Would you write out the listing verbatim and skip every picture in it?

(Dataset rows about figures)
* * *
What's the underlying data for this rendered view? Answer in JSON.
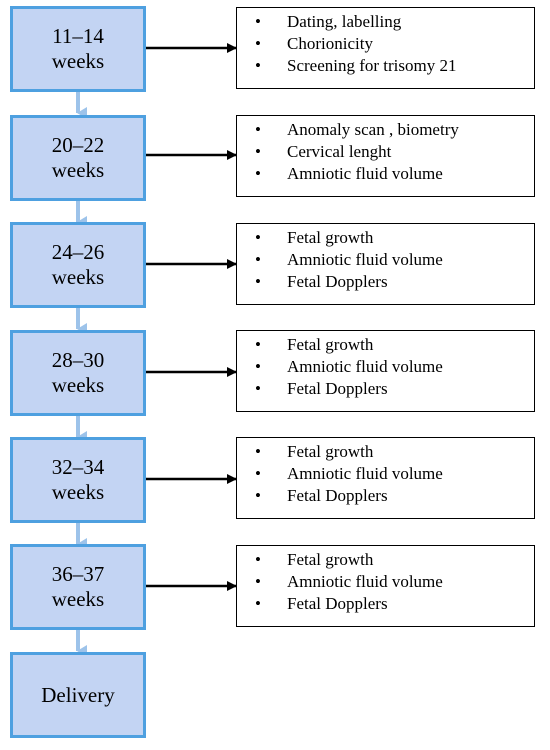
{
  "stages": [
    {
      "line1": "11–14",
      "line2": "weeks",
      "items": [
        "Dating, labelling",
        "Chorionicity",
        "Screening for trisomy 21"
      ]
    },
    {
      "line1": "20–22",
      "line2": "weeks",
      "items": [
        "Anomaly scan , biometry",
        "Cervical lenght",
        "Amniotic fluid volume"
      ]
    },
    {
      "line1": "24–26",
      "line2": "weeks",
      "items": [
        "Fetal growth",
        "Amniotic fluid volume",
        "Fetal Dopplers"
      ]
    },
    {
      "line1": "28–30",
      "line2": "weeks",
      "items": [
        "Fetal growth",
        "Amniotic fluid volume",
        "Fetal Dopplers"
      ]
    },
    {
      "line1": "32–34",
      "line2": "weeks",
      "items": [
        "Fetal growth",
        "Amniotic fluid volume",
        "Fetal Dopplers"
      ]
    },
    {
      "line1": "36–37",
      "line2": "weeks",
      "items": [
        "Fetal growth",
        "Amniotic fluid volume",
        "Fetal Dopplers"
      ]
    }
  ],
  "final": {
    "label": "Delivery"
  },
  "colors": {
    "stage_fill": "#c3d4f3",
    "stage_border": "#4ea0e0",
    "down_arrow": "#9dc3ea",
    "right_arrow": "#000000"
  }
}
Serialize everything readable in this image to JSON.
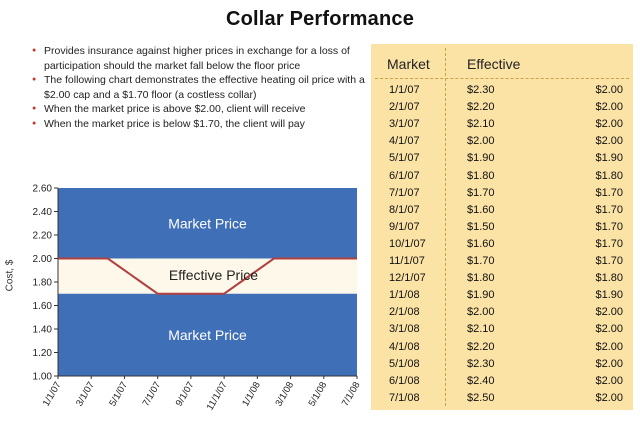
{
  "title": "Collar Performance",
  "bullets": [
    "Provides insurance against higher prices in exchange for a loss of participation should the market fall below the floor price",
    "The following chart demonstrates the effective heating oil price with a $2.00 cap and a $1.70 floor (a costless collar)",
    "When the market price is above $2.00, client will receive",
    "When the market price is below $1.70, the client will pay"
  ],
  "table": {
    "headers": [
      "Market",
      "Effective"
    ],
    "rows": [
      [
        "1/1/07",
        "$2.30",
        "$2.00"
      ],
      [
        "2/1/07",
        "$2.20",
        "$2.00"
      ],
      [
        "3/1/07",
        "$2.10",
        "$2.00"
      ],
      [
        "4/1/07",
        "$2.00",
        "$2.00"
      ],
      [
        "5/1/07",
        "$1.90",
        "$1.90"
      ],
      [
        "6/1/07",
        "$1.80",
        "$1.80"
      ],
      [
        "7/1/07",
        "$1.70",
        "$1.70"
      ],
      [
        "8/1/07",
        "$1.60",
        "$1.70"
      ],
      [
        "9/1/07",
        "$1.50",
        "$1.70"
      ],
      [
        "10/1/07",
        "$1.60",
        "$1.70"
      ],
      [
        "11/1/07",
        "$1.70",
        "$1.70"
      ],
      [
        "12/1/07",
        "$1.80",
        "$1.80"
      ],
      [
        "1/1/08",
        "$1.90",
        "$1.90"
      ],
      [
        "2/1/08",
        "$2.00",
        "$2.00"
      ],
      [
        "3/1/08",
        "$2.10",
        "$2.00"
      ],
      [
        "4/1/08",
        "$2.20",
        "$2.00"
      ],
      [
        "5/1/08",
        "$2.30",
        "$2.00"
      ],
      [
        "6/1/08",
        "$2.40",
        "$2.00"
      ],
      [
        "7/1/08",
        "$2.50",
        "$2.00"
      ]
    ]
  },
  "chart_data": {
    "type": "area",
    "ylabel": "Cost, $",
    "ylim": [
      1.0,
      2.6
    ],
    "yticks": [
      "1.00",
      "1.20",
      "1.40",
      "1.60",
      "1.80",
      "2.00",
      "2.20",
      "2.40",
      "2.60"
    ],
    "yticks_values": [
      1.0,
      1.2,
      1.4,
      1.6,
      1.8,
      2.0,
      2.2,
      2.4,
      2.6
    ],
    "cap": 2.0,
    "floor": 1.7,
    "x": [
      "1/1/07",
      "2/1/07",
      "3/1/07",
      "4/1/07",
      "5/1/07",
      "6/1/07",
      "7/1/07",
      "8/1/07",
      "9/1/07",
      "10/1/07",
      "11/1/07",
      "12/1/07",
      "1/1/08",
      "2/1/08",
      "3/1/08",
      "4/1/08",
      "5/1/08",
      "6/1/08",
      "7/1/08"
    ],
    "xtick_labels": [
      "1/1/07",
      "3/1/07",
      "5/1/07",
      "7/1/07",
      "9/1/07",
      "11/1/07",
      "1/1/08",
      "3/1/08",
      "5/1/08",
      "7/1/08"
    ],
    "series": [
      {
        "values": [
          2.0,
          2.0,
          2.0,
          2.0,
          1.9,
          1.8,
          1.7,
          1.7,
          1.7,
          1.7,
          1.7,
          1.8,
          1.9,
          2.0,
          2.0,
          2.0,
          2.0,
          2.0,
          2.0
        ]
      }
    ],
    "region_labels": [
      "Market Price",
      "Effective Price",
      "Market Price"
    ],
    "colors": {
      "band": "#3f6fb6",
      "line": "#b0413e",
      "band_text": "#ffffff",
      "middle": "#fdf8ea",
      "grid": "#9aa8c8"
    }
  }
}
* * *
### Written solution
What's the underlying data for this rendered view? Answer in JSON.
{
  "stages": [
    {
      "line1": "11–14",
      "line2": "weeks",
      "items": [
        "Dating, labelling",
        "Chorionicity",
        "Screening for trisomy 21"
      ]
    },
    {
      "line1": "20–22",
      "line2": "weeks",
      "items": [
        "Anomaly scan , biometry",
        "Cervical lenght",
        "Amniotic fluid volume"
      ]
    },
    {
      "line1": "24–26",
      "line2": "weeks",
      "items": [
        "Fetal growth",
        "Amniotic fluid volume",
        "Fetal Dopplers"
      ]
    },
    {
      "line1": "28–30",
      "line2": "weeks",
      "items": [
        "Fetal growth",
        "Amniotic fluid volume",
        "Fetal Dopplers"
      ]
    },
    {
      "line1": "32–34",
      "line2": "weeks",
      "items": [
        "Fetal growth",
        "Amniotic fluid volume",
        "Fetal Dopplers"
      ]
    },
    {
      "line1": "36–37",
      "line2": "weeks",
      "items": [
        "Fetal growth",
        "Amniotic fluid volume",
        "Fetal Dopplers"
      ]
    }
  ],
  "final": {
    "label": "Delivery"
  },
  "colors": {
    "stage_fill": "#c3d4f3",
    "stage_border": "#4ea0e0",
    "down_arrow": "#9dc3ea",
    "right_arrow": "#000000"
  }
}
Serialize everything readable in this image to JSON.
{
  "title": "Collar Performance",
  "bullets": [
    "Provides insurance against higher prices in exchange for a loss of participation should the market fall below the floor price",
    "The following chart demonstrates the effective heating oil price with a $2.00 cap and a $1.70 floor (a costless collar)",
    "When the market price is above $2.00, client will receive",
    "When the market price is below $1.70, the client will pay"
  ],
  "table": {
    "headers": [
      "Market",
      "Effective"
    ],
    "rows": [
      [
        "1/1/07",
        "$2.30",
        "$2.00"
      ],
      [
        "2/1/07",
        "$2.20",
        "$2.00"
      ],
      [
        "3/1/07",
        "$2.10",
        "$2.00"
      ],
      [
        "4/1/07",
        "$2.00",
        "$2.00"
      ],
      [
        "5/1/07",
        "$1.90",
        "$1.90"
      ],
      [
        "6/1/07",
        "$1.80",
        "$1.80"
      ],
      [
        "7/1/07",
        "$1.70",
        "$1.70"
      ],
      [
        "8/1/07",
        "$1.60",
        "$1.70"
      ],
      [
        "9/1/07",
        "$1.50",
        "$1.70"
      ],
      [
        "10/1/07",
        "$1.60",
        "$1.70"
      ],
      [
        "11/1/07",
        "$1.70",
        "$1.70"
      ],
      [
        "12/1/07",
        "$1.80",
        "$1.80"
      ],
      [
        "1/1/08",
        "$1.90",
        "$1.90"
      ],
      [
        "2/1/08",
        "$2.00",
        "$2.00"
      ],
      [
        "3/1/08",
        "$2.10",
        "$2.00"
      ],
      [
        "4/1/08",
        "$2.20",
        "$2.00"
      ],
      [
        "5/1/08",
        "$2.30",
        "$2.00"
      ],
      [
        "6/1/08",
        "$2.40",
        "$2.00"
      ],
      [
        "7/1/08",
        "$2.50",
        "$2.00"
      ]
    ]
  },
  "chart_data": {
    "type": "area",
    "ylabel": "Cost, $",
    "ylim": [
      1.0,
      2.6
    ],
    "yticks": [
      "1.00",
      "1.20",
      "1.40",
      "1.60",
      "1.80",
      "2.00",
      "2.20",
      "2.40",
      "2.60"
    ],
    "yticks_values": [
      1.0,
      1.2,
      1.4,
      1.6,
      1.8,
      2.0,
      2.2,
      2.4,
      2.6
    ],
    "cap": 2.0,
    "floor": 1.7,
    "x": [
      "1/1/07",
      "2/1/07",
      "3/1/07",
      "4/1/07",
      "5/1/07",
      "6/1/07",
      "7/1/07",
      "8/1/07",
      "9/1/07",
      "10/1/07",
      "11/1/07",
      "12/1/07",
      "1/1/08",
      "2/1/08",
      "3/1/08",
      "4/1/08",
      "5/1/08",
      "6/1/08",
      "7/1/08"
    ],
    "xtick_labels": [
      "1/1/07",
      "3/1/07",
      "5/1/07",
      "7/1/07",
      "9/1/07",
      "11/1/07",
      "1/1/08",
      "3/1/08",
      "5/1/08",
      "7/1/08"
    ],
    "series": [
      {
        "values": [
          2.0,
          2.0,
          2.0,
          2.0,
          1.9,
          1.8,
          1.7,
          1.7,
          1.7,
          1.7,
          1.7,
          1.8,
          1.9,
          2.0,
          2.0,
          2.0,
          2.0,
          2.0,
          2.0
        ]
      }
    ],
    "region_labels": [
      "Market Price",
      "Effective Price",
      "Market Price"
    ],
    "colors": {
      "band": "#3f6fb6",
      "line": "#b0413e",
      "band_text": "#ffffff",
      "middle": "#fdf8ea",
      "grid": "#9aa8c8"
    }
  }
}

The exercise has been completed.